# WHAT YOU WILL DO:
From the records below, copy each line in which the string "this" occurs.

--------------------------------------------------

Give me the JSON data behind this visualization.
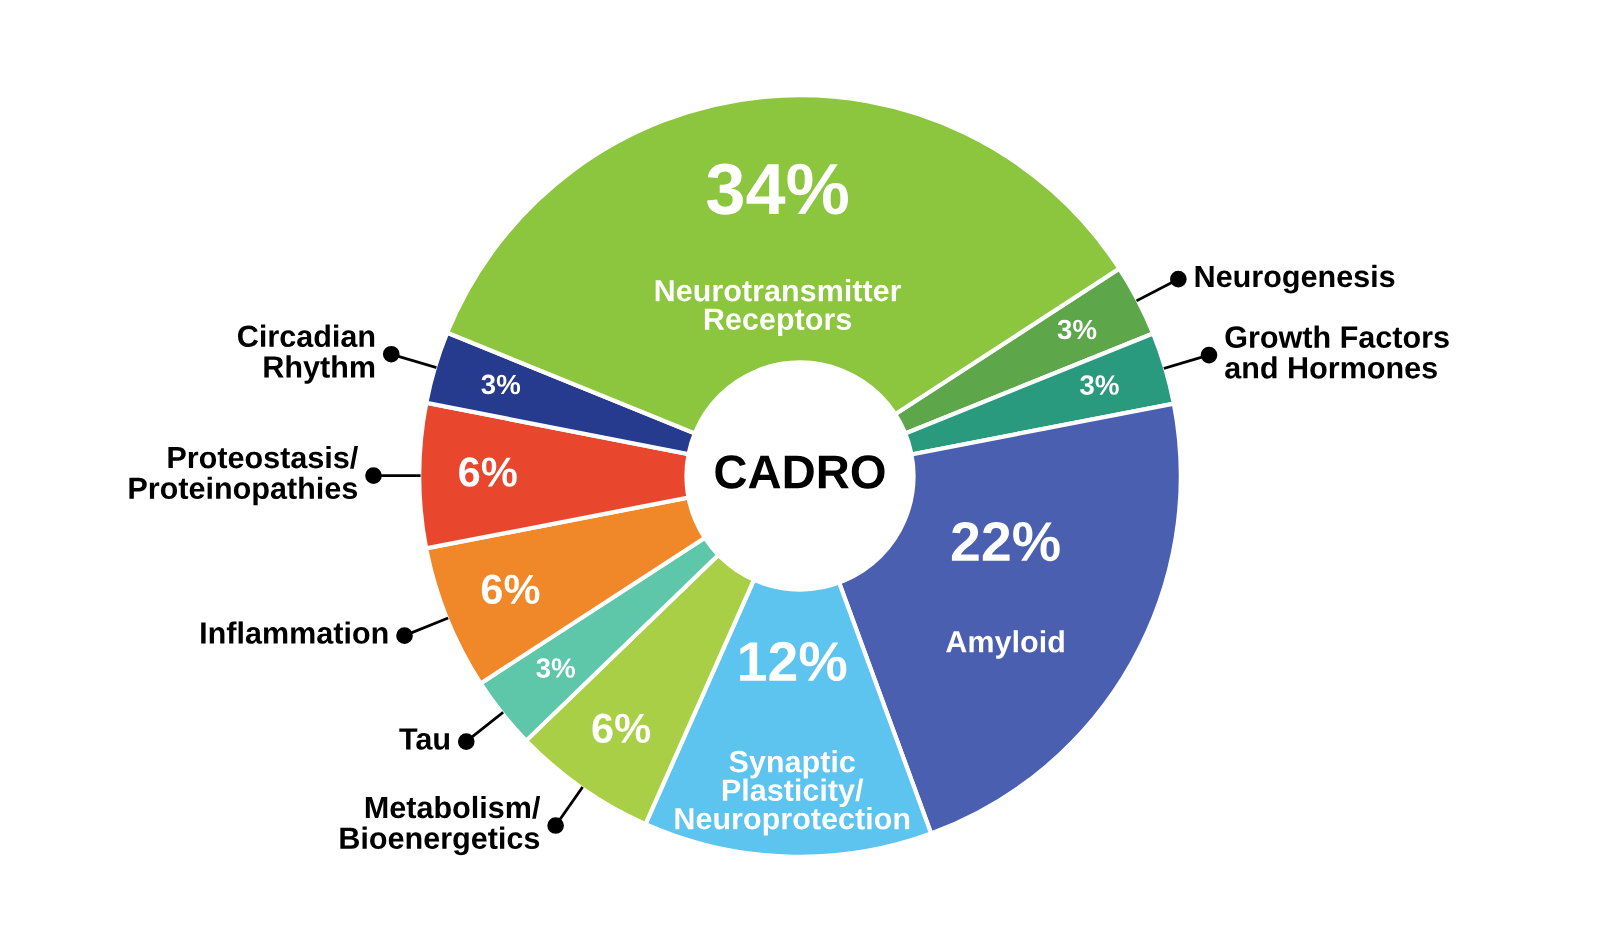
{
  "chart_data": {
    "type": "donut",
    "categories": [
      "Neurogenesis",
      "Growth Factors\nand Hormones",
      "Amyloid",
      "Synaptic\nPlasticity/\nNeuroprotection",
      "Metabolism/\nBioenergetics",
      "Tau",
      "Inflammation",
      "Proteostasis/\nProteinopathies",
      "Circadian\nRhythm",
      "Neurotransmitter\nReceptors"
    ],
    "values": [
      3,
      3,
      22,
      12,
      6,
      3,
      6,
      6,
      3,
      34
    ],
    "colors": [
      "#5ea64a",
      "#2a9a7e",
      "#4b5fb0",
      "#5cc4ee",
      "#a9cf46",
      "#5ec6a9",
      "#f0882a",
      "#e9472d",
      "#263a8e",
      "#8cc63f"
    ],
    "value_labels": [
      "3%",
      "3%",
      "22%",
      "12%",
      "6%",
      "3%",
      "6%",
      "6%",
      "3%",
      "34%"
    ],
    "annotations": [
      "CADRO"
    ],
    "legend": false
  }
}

--------------------------------------------------

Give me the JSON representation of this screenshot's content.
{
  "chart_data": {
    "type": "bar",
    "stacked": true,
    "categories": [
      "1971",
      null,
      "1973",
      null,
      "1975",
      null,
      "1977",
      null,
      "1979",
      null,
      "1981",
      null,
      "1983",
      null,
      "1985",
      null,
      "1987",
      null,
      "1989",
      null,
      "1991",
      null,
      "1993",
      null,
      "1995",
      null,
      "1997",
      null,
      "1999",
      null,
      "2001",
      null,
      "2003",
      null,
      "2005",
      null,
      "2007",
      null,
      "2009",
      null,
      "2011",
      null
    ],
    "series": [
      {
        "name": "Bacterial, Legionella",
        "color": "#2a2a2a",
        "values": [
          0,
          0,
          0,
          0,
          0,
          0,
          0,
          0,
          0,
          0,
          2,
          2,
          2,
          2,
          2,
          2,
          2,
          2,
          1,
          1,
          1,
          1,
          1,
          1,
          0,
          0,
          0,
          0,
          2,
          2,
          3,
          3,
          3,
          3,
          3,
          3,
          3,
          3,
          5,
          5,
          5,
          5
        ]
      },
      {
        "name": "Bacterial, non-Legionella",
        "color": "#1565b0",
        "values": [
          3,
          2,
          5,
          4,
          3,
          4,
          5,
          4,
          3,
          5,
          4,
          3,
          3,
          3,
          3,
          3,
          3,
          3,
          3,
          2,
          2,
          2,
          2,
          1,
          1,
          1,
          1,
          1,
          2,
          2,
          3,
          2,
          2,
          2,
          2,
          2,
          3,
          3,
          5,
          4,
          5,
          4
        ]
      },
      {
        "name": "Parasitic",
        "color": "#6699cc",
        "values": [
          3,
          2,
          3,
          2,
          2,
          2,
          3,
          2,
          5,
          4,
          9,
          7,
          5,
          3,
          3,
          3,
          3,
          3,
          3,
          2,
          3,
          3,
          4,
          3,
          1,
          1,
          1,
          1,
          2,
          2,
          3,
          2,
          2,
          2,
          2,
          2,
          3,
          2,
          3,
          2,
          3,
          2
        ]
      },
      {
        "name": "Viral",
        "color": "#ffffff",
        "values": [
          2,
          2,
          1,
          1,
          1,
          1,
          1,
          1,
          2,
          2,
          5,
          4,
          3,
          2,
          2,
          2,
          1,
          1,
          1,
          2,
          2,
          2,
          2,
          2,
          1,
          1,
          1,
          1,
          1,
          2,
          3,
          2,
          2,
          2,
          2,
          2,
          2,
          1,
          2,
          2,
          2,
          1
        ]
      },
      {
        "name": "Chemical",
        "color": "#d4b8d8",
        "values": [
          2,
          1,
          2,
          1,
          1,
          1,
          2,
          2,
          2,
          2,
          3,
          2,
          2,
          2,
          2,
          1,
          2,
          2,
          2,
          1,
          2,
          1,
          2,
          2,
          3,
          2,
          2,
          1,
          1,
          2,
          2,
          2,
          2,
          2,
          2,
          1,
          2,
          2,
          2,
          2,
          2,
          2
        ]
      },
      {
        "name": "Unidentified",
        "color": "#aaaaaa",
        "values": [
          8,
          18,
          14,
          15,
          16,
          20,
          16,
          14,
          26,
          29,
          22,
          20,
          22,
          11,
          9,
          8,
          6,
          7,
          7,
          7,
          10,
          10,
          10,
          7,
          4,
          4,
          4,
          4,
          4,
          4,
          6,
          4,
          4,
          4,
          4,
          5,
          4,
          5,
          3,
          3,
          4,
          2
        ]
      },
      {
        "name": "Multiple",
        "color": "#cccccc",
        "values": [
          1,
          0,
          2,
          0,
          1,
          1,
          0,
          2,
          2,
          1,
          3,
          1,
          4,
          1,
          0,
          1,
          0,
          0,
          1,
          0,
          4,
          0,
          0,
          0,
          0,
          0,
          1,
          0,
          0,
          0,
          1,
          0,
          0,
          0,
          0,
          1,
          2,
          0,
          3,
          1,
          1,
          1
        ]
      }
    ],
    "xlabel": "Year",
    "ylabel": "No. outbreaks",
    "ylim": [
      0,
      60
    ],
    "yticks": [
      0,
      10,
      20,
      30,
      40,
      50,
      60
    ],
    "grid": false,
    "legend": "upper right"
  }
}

--------------------------------------------------

# OUTPUT:
Give me the JSON data behind this visualization.
Give me the JSON representation of this screenshot's content.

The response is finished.